AIM OF THE EXERCISE →
Review the material and extract every line in which the word "area" occurs.
[begin DATA SECTION]
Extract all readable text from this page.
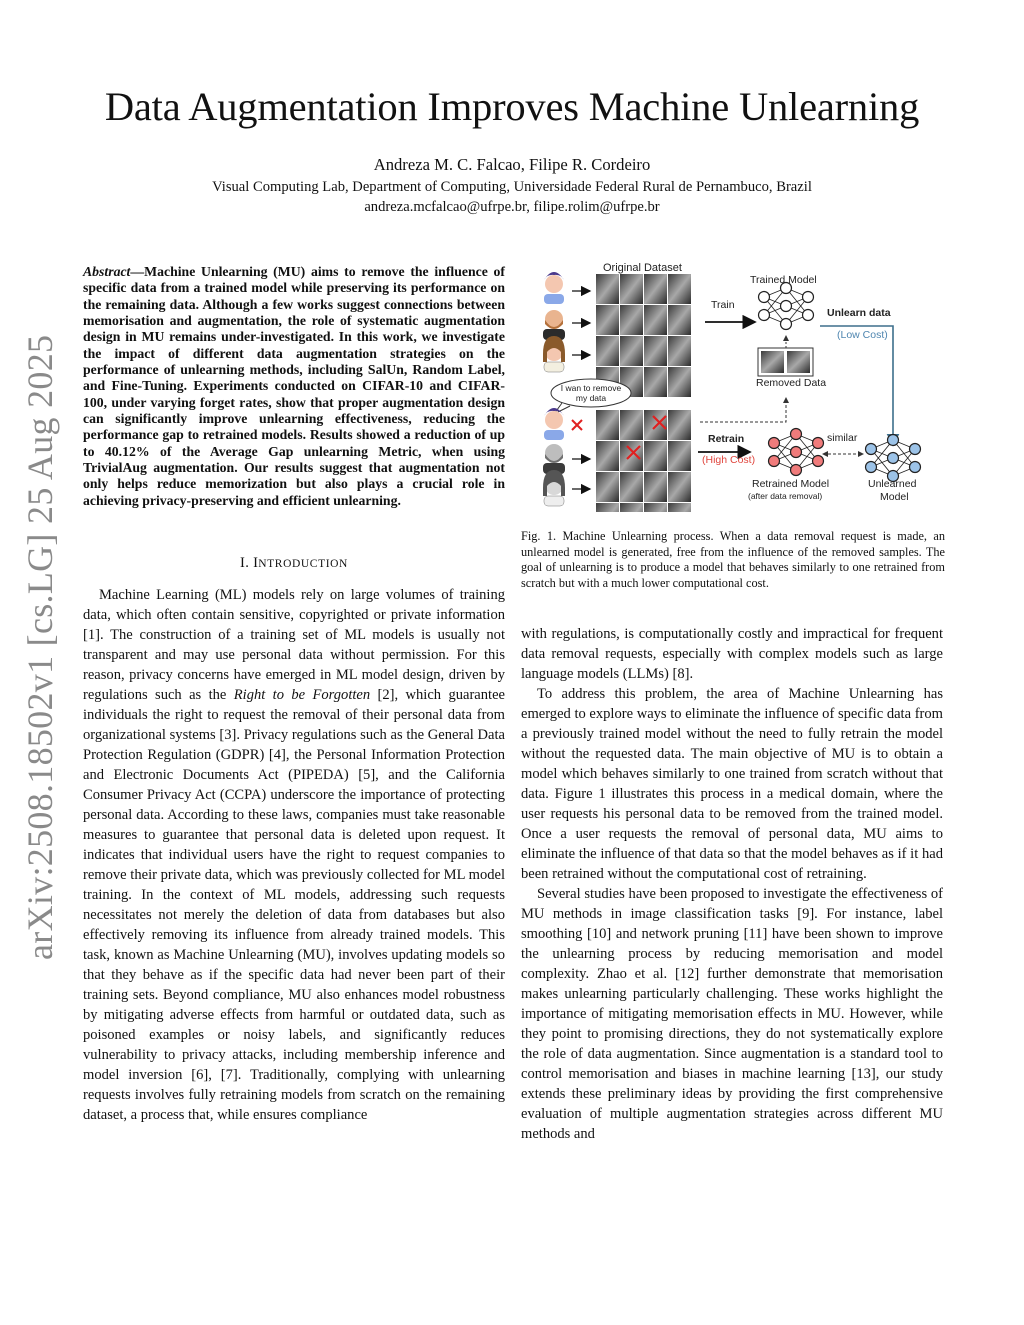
Data Augmentation Improves Machine Unlearning
Andreza M. C. Falcao, Filipe R. Cordeiro
Visual Computing Lab, Department of Computing, Universidade Federal Rural de Pernambuco, Brazil
andreza.mcfalcao@ufrpe.br, filipe.rolim@ufrpe.br
arXiv:2508.18502v1 [cs.LG] 25 Aug 2025
Abstract—Machine Unlearning (MU) aims to remove the influence of specific data from a trained model while preserving its performance on the remaining data. Although a few works suggest connections between memorisation and augmentation, the role of systematic augmentation design in MU remains under-investigated. In this work, we investigate the impact of different data augmentation strategies on the performance of unlearning methods, including SalUn, Random Label, and Fine-Tuning. Experiments conducted on CIFAR-10 and CIFAR-100, under varying forget rates, show that proper augmentation design can significantly improve unlearning effectiveness, reducing the performance gap to retrained models. Results showed a reduction of up to 40.12% of the Average Gap unlearning Metric, when using TrivialAug augmentation. Our results suggest that augmentation not only helps reduce memorization but also plays a crucial role in achieving privacy-preserving and efficient unlearning.
I. INTRODUCTION

Machine Learning (ML) models rely on large volumes of training data, which often contain sensitive, copyrighted or private information [1]. The construction of a training set of ML models is usually not transparent and may use personal data without permission. For this reason, privacy concerns have emerged in ML model design, driven by regulations such as the Right to be Forgotten [2], which guarantee individuals the right to request the removal of their personal data from organizational systems [3]. Privacy regulations such as the General Data Protection Regulation (GDPR) [4], the Personal Information Protection and Electronic Documents Act (PIPEDA) [5], and the California Consumer Privacy Act (CCPA) underscore the importance of protecting personal data. According to these laws, companies must take reasonable measures to guarantee that personal data is deleted upon request. It indicates that individual users have the right to request companies to remove their private data, which was previously collected for ML model training. In the context of ML models, addressing such requests necessitates not merely the deletion of data from databases but also effectively removing its influence from already trained models. This task, known as Machine Unlearning (MU), involves updating models so that they behave as if the specific data had never been part of their training sets. Beyond compliance, MU also enhances model robustness by mitigating adverse effects from harmful or outdated data, such as poisoned examples or noisy labels, and significantly reduces vulnerability to privacy attacks, including membership inference and model inversion [6], [7]. Traditionally, complying with unlearning requests involves fully retraining models from scratch on the remaining dataset, a process that, while ensures compliance

Original Dataset
Trained Model
Train
Unlearn data
(Low Cost)
Removed Data
I wan to remove my data
Retrain
(High Cost)
similar
Retrained Model
(after data removal)
Unlearned
Model
Fig. 1. Machine Unlearning process. When a data removal request is made, an unlearned model is generated, free from the influence of the removed samples. The goal of unlearning is to produce a model that behaves similarly to one retrained from scratch but with a much lower computational cost.

with regulations, is computationally costly and impractical for frequent data removal requests, especially with complex models such as large language models (LLMs) [8].

To address this problem, the area of Machine Unlearning has emerged to explore ways to eliminate the influence of specific data from a previously trained model without the need to fully retrain the model without the requested data. The main objective of MU is to obtain a model which behaves similarly to one trained from scratch without that data. Figure 1 illustrates this process in a medical domain, where the user requests his personal data to be removed from the trained model. Once a user requests the removal of personal data, MU aims to eliminate the influence of that data so that the model behaves as if it had been retrained without the computational cost of retraining.

Several studies have been proposed to investigate the effectiveness of MU methods in image classification tasks [9]. For instance, label smoothing [10] and network pruning [11] have been shown to improve the unlearning process by reducing memorisation and model complexity. Zhao et al. [12] further demonstrate that memorisation makes unlearning particularly challenging. These works highlight the importance of mitigating memorisation effects in MU. However, while they point to promising directions, they do not systematically explore the role of data augmentation. Since augmentation is a standard tool to control memorisation and biases in machine learning [13], our study extends these preliminary ideas by providing the first comprehensive evaluation of multiple augmentation strategies across different MU methods and
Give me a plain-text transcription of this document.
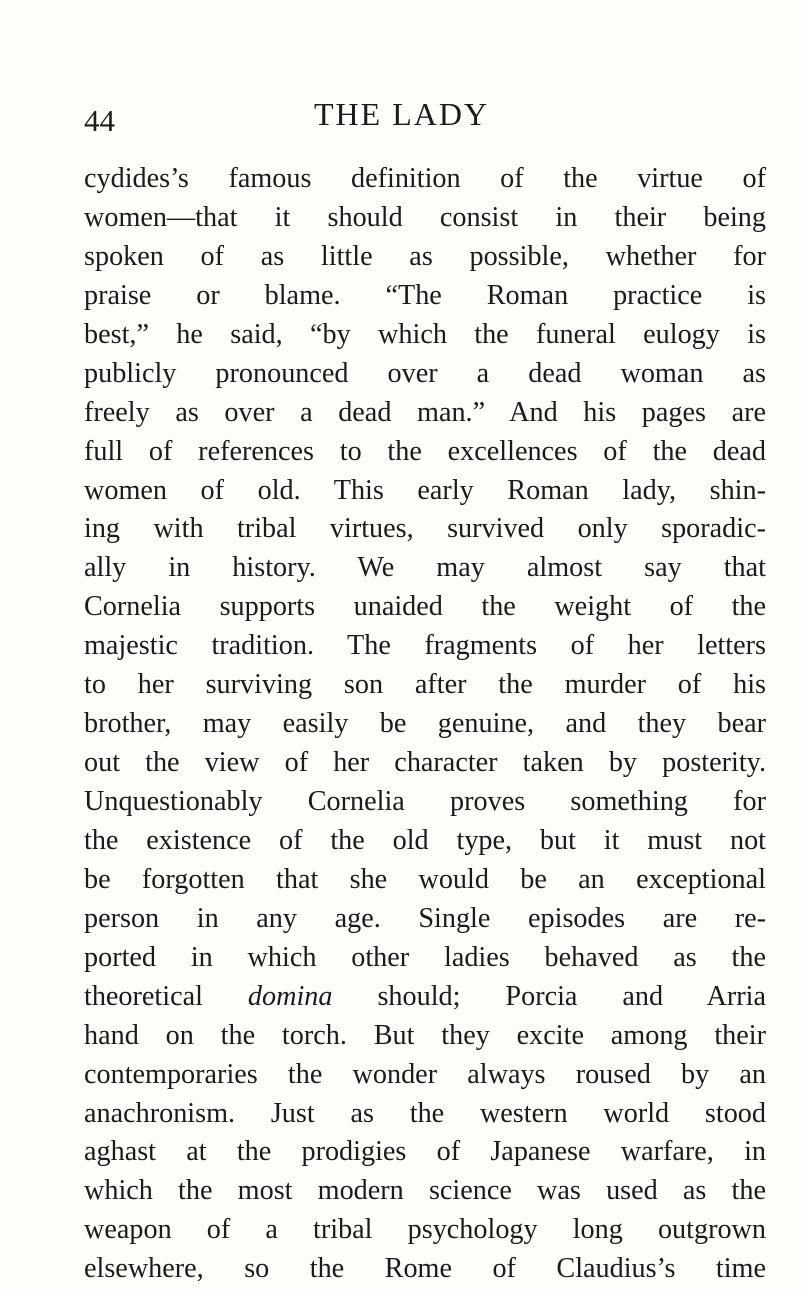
44	THE LADY
cydides’s famous definition of the virtue of
women—that it should consist in their being
spoken of as little as possible, whether for
praise or blame. “The Roman practice is
best,” he said, “by which the funeral eulogy is
publicly pronounced over a dead woman as
freely as over a dead man.” And his pages are
full of references to the excellences of the dead
women of old. This early Roman lady, shin-
ing with tribal virtues, survived only sporadic-
ally in history. We may almost say that
Cornelia supports unaided the weight of the
majestic tradition. The fragments of her letters
to her surviving son after the murder of his
brother, may easily be genuine, and they bear
out the view of her character taken by posterity.
Unquestionably Cornelia proves something for
the existence of the old type, but it must not
be forgotten that she would be an exceptional
person in any age. Single episodes are re-
ported in which other ladies behaved as the
theoretical domina should; Porcia and Arria
hand on the torch. But they excite among their
contemporaries the wonder always roused by an
anachronism. Just as the western world stood
aghast at the prodigies of Japanese warfare, in
which the most modern science was used as the
weapon of a tribal psychology long outgrown
elsewhere, so the Rome of Claudius’s time
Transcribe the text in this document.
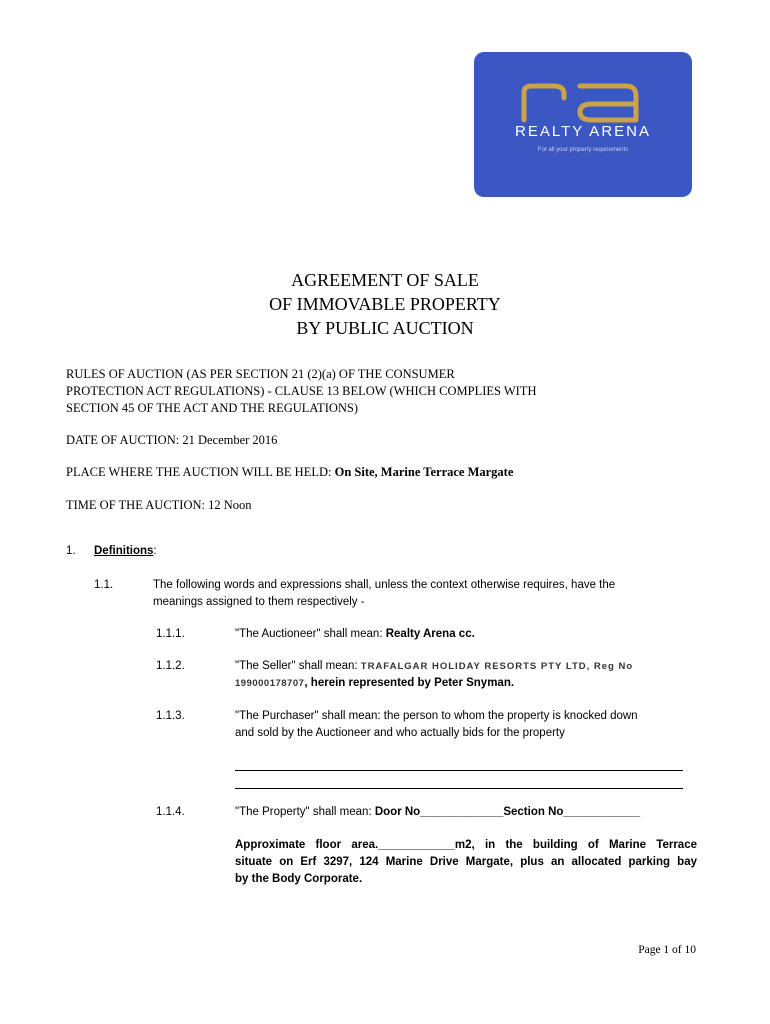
REALTY ARENA
For all your property requirements
AGREEMENT OF SALE
OF IMMOVABLE PROPERTY
BY PUBLIC AUCTION
RULES OF AUCTION (AS PER SECTION 21 (2)(a) OF THE CONSUMER
PROTECTION ACT REGULATIONS) - CLAUSE 13 BELOW (WHICH COMPLIES WITH
SECTION 45 OF THE ACT AND THE REGULATIONS)
DATE OF AUCTION: 21 December 2016
PLACE WHERE THE AUCTION WILL BE HELD: On Site, Marine Terrace Margate
TIME OF THE AUCTION: 12 Noon
1. Definitions:
1.1.	The following words and expressions shall, unless the context otherwise requires, have the
meanings assigned to them respectively -
1.1.1.	"The Auctioneer" shall mean: Realty Arena cc.
1.1.2.	"The Seller" shall mean: TRAFALGAR HOLIDAY RESORTS PTY LTD, Reg No
199000178707, herein represented by Peter Snyman.
1.1.3.	"The Purchaser" shall mean: the person to whom the property is knocked down
and sold by the Auctioneer and who actually bids for the property
1.1.4.	"The Property" shall mean: Door No_____________Section No____________
Approximate floor area.____________m2, in the building of Marine Terrace
situate on Erf 3297, 124 Marine Drive Margate, plus an allocated parking bay
by the Body Corporate.
Page 1 of 10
[end DATA SECTION]
IN RESPONSE →
To address this problem, the area of Machine Unlearning has emerged to explore ways to eliminate the influence of specific data from a previously trained model without the need to fully retrain the model without the requested data. The main objective of MU is to obtain a model which behaves similarly to one trained from scratch without that data. Figure 1 illustrates this process in a medical domain, where the user requests his personal data to be removed from the trained model. Once a user requests the removal of personal data, MU aims to eliminate the influence of that data so that the model behaves as if it had been retrained without the computational cost of retraining.
Approximate floor area.____________m2, in the building of Marine Terrace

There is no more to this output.